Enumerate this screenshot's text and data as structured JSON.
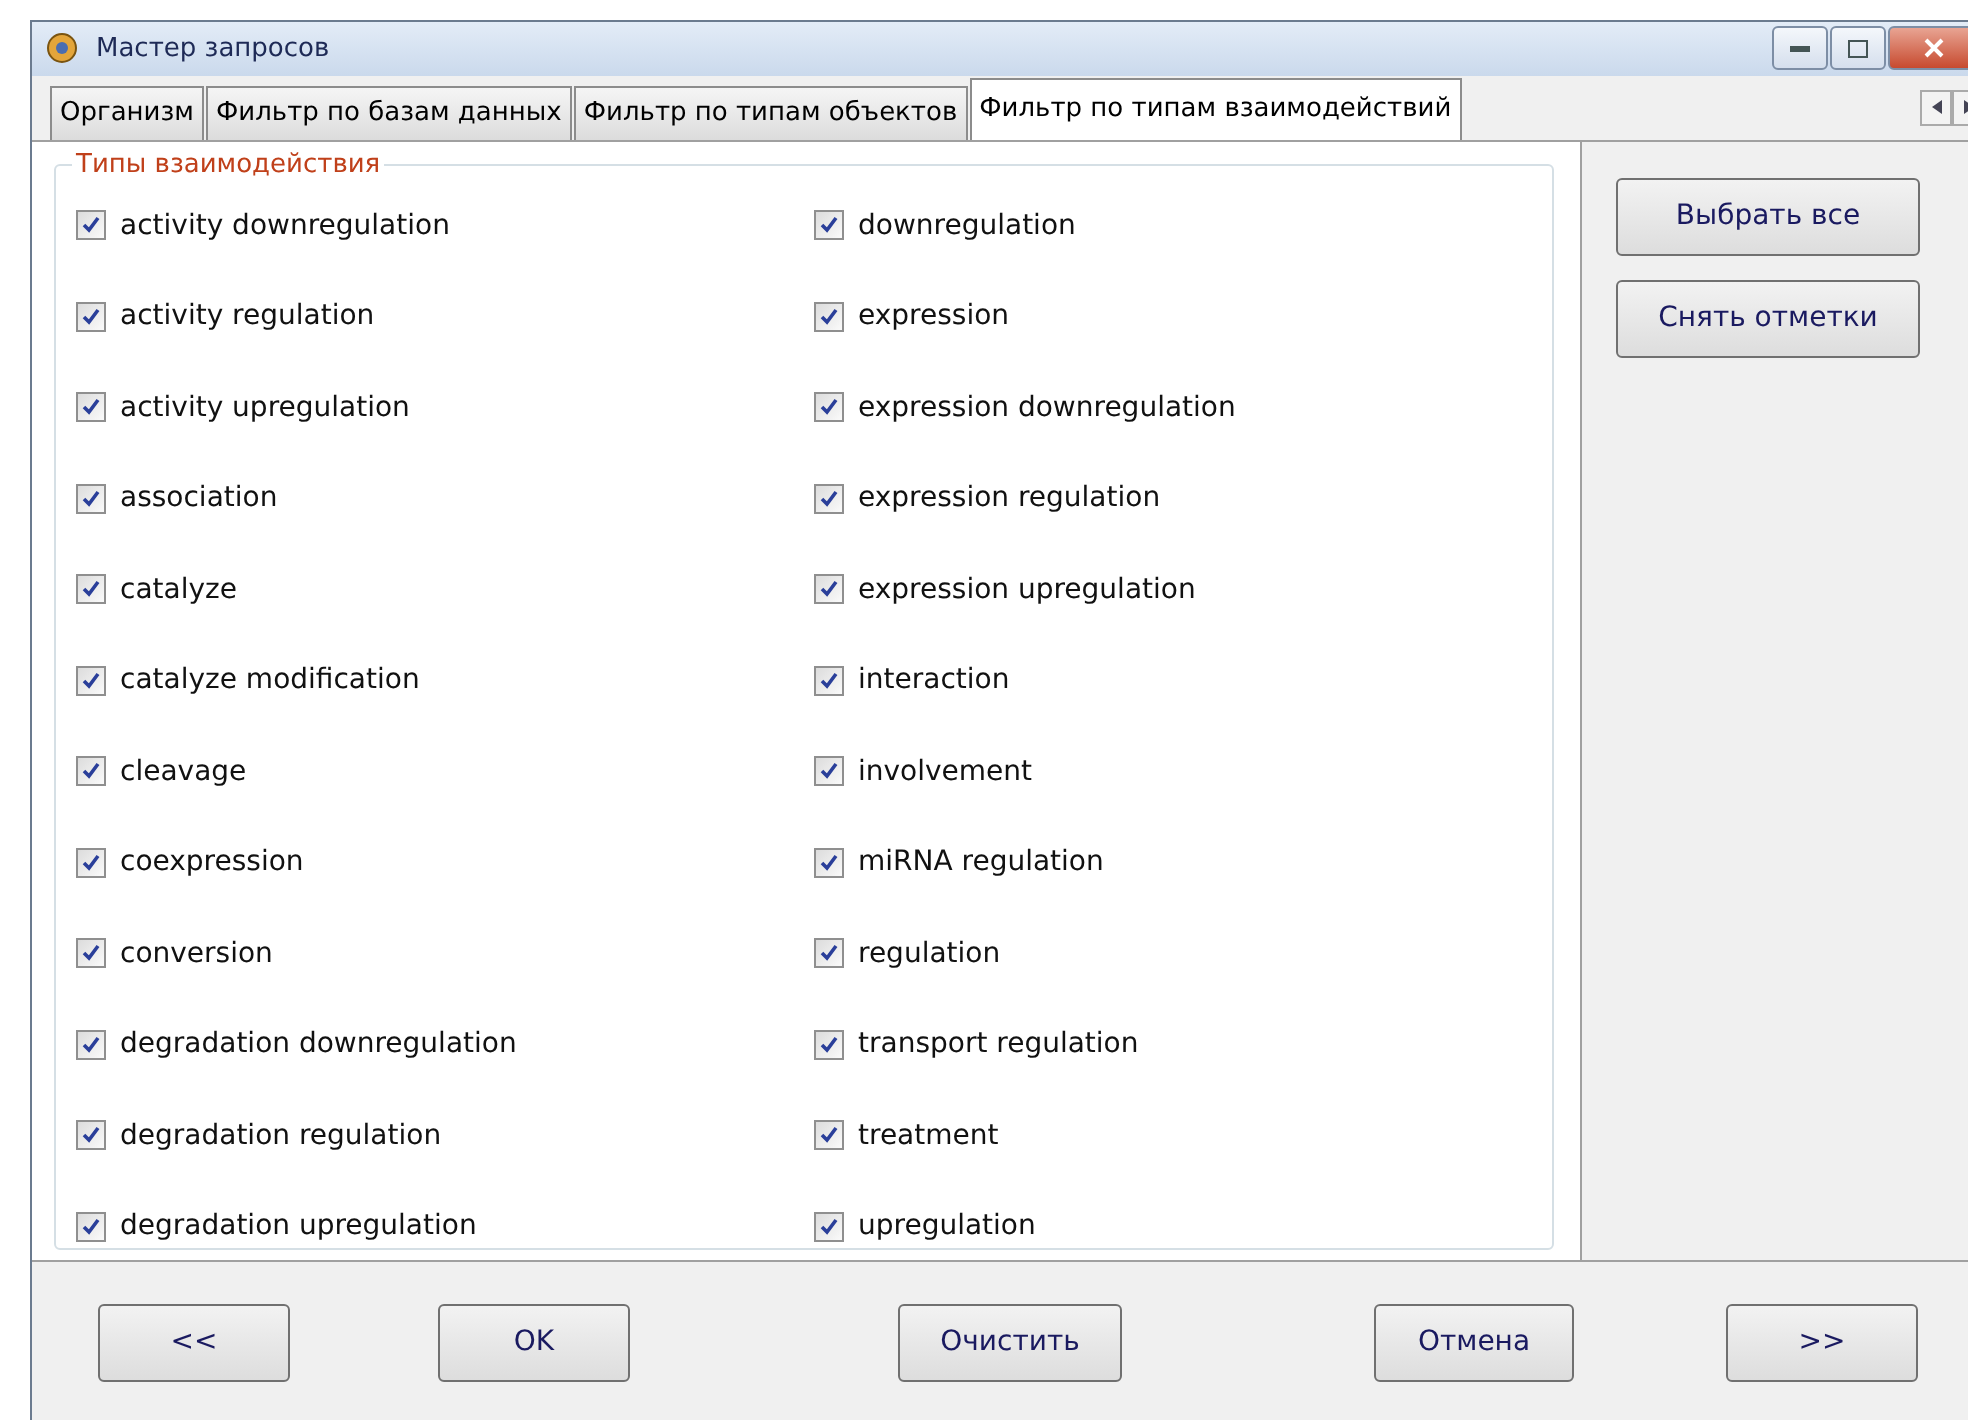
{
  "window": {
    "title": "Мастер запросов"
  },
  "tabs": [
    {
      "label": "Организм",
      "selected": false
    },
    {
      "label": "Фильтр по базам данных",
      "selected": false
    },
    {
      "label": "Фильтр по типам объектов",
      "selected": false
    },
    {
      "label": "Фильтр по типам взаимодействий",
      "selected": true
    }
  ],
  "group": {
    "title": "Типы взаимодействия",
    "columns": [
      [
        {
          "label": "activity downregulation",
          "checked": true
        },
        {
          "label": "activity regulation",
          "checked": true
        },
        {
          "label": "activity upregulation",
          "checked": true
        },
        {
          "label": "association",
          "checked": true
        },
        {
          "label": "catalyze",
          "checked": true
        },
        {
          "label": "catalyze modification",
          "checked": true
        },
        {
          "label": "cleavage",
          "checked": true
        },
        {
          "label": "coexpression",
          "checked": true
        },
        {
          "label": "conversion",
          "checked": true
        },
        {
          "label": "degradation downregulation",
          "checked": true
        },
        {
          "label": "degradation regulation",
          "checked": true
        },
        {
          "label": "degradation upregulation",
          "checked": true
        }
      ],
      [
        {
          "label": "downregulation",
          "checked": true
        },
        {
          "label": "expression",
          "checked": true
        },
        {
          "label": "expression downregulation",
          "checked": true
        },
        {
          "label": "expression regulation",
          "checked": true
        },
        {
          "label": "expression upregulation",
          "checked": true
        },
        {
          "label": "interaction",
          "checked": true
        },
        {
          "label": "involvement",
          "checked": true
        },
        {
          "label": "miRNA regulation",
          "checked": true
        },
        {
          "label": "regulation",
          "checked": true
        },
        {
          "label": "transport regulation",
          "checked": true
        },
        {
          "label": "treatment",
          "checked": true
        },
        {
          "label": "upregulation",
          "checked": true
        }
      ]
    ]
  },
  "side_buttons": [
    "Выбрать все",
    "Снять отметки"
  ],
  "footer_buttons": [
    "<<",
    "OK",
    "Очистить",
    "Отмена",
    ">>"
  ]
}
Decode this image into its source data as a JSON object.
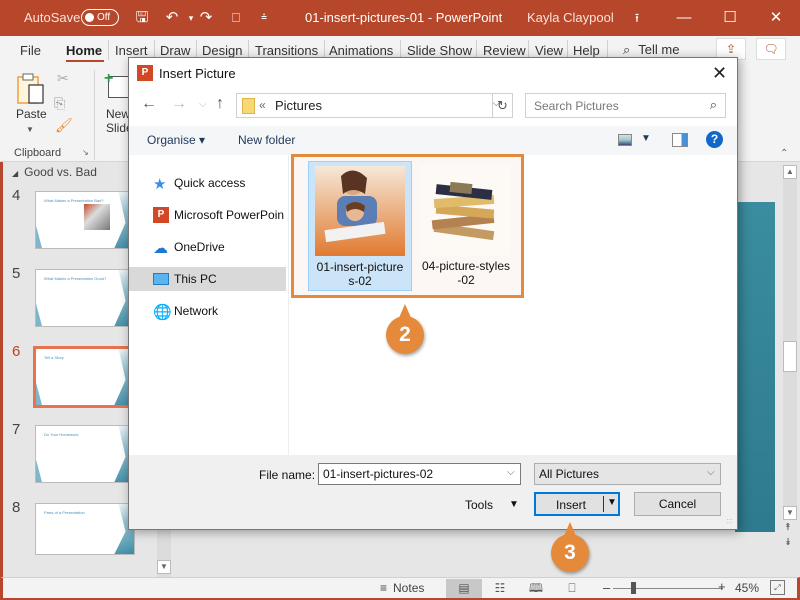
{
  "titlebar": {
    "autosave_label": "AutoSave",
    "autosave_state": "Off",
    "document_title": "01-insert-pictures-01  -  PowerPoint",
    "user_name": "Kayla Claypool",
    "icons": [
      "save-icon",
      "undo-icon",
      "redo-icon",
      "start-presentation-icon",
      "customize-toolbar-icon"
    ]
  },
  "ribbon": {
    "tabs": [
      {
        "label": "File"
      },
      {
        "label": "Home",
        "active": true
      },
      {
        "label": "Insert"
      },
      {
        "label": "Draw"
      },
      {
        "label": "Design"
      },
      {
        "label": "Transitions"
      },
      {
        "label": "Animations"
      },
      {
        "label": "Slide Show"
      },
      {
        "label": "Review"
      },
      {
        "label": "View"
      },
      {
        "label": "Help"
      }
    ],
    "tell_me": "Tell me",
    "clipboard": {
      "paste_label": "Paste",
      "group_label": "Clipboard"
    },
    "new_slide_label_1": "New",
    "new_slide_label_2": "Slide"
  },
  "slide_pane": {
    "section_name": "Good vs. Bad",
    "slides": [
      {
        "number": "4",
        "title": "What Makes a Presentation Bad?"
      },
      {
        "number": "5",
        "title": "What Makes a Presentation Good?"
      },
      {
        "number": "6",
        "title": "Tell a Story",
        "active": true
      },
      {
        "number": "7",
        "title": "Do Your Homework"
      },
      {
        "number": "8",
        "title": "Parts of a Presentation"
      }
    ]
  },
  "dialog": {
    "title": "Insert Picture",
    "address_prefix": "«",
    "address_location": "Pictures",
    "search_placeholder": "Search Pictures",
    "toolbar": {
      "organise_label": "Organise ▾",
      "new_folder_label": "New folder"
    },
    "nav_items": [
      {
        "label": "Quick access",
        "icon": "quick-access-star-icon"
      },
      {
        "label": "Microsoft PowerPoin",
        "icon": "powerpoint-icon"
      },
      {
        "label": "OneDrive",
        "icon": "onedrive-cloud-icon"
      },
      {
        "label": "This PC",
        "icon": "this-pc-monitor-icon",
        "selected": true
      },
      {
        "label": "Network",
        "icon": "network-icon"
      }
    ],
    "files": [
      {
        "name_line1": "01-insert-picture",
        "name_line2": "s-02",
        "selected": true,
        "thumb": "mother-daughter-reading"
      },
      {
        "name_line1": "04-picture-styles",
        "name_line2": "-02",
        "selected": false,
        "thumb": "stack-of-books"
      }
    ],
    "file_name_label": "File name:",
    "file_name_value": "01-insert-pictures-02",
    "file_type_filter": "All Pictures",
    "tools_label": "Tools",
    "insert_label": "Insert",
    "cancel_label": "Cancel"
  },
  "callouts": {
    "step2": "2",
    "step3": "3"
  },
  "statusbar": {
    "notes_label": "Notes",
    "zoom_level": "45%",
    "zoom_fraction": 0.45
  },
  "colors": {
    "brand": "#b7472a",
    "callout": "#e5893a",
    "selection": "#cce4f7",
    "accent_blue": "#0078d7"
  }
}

## Problem requirements
Repeat each entry exactly. Pictures do not belong in the copy.

## Answer below
Enumerate this screenshot's text and data as structured JSON.
{
  "window": {
    "title": "Мастер запросов"
  },
  "tabs": [
    {
      "label": "Организм",
      "selected": false
    },
    {
      "label": "Фильтр по базам данных",
      "selected": false
    },
    {
      "label": "Фильтр по типам объектов",
      "selected": false
    },
    {
      "label": "Фильтр по типам взаимодействий",
      "selected": true
    }
  ],
  "group": {
    "title": "Типы взаимодействия",
    "columns": [
      [
        {
          "label": "activity downregulation",
          "checked": true
        },
        {
          "label": "activity regulation",
          "checked": true
        },
        {
          "label": "activity upregulation",
          "checked": true
        },
        {
          "label": "association",
          "checked": true
        },
        {
          "label": "catalyze",
          "checked": true
        },
        {
          "label": "catalyze modification",
          "checked": true
        },
        {
          "label": "cleavage",
          "checked": true
        },
        {
          "label": "coexpression",
          "checked": true
        },
        {
          "label": "conversion",
          "checked": true
        },
        {
          "label": "degradation downregulation",
          "checked": true
        },
        {
          "label": "degradation regulation",
          "checked": true
        },
        {
          "label": "degradation upregulation",
          "checked": true
        }
      ],
      [
        {
          "label": "downregulation",
          "checked": true
        },
        {
          "label": "expression",
          "checked": true
        },
        {
          "label": "expression downregulation",
          "checked": true
        },
        {
          "label": "expression regulation",
          "checked": true
        },
        {
          "label": "expression upregulation",
          "checked": true
        },
        {
          "label": "interaction",
          "checked": true
        },
        {
          "label": "involvement",
          "checked": true
        },
        {
          "label": "miRNA regulation",
          "checked": true
        },
        {
          "label": "regulation",
          "checked": true
        },
        {
          "label": "transport regulation",
          "checked": true
        },
        {
          "label": "treatment",
          "checked": true
        },
        {
          "label": "upregulation",
          "checked": true
        }
      ]
    ]
  },
  "side_buttons": [
    "Выбрать все",
    "Снять отметки"
  ],
  "footer_buttons": [
    "<<",
    "OK",
    "Очистить",
    "Отмена",
    ">>"
  ]
}
Decode this image into its source data as a JSON object.
{
  "titlebar": {
    "autosave_label": "AutoSave",
    "autosave_state": "Off",
    "document_title": "01-insert-pictures-01  -  PowerPoint",
    "user_name": "Kayla Claypool",
    "icons": [
      "save-icon",
      "undo-icon",
      "redo-icon",
      "start-presentation-icon",
      "customize-toolbar-icon"
    ]
  },
  "ribbon": {
    "tabs": [
      {
        "label": "File"
      },
      {
        "label": "Home",
        "active": true
      },
      {
        "label": "Insert"
      },
      {
        "label": "Draw"
      },
      {
        "label": "Design"
      },
      {
        "label": "Transitions"
      },
      {
        "label": "Animations"
      },
      {
        "label": "Slide Show"
      },
      {
        "label": "Review"
      },
      {
        "label": "View"
      },
      {
        "label": "Help"
      }
    ],
    "tell_me": "Tell me",
    "clipboard": {
      "paste_label": "Paste",
      "group_label": "Clipboard"
    },
    "new_slide_label_1": "New",
    "new_slide_label_2": "Slide"
  },
  "slide_pane": {
    "section_name": "Good vs. Bad",
    "slides": [
      {
        "number": "4",
        "title": "What Makes a Presentation Bad?"
      },
      {
        "number": "5",
        "title": "What Makes a Presentation Good?"
      },
      {
        "number": "6",
        "title": "Tell a Story",
        "active": true
      },
      {
        "number": "7",
        "title": "Do Your Homework"
      },
      {
        "number": "8",
        "title": "Parts of a Presentation"
      }
    ]
  },
  "dialog": {
    "title": "Insert Picture",
    "address_prefix": "«",
    "address_location": "Pictures",
    "search_placeholder": "Search Pictures",
    "toolbar": {
      "organise_label": "Organise ▾",
      "new_folder_label": "New folder"
    },
    "nav_items": [
      {
        "label": "Quick access",
        "icon": "quick-access-star-icon"
      },
      {
        "label": "Microsoft PowerPoin",
        "icon": "powerpoint-icon"
      },
      {
        "label": "OneDrive",
        "icon": "onedrive-cloud-icon"
      },
      {
        "label": "This PC",
        "icon": "this-pc-monitor-icon",
        "selected": true
      },
      {
        "label": "Network",
        "icon": "network-icon"
      }
    ],
    "files": [
      {
        "name_line1": "01-insert-picture",
        "name_line2": "s-02",
        "selected": true,
        "thumb": "mother-daughter-reading"
      },
      {
        "name_line1": "04-picture-styles",
        "name_line2": "-02",
        "selected": false,
        "thumb": "stack-of-books"
      }
    ],
    "file_name_label": "File name:",
    "file_name_value": "01-insert-pictures-02",
    "file_type_filter": "All Pictures",
    "tools_label": "Tools",
    "insert_label": "Insert",
    "cancel_label": "Cancel"
  },
  "callouts": {
    "step2": "2",
    "step3": "3"
  },
  "statusbar": {
    "notes_label": "Notes",
    "zoom_level": "45%",
    "zoom_fraction": 0.45
  },
  "colors": {
    "brand": "#b7472a",
    "callout": "#e5893a",
    "selection": "#cce4f7",
    "accent_blue": "#0078d7"
  }
}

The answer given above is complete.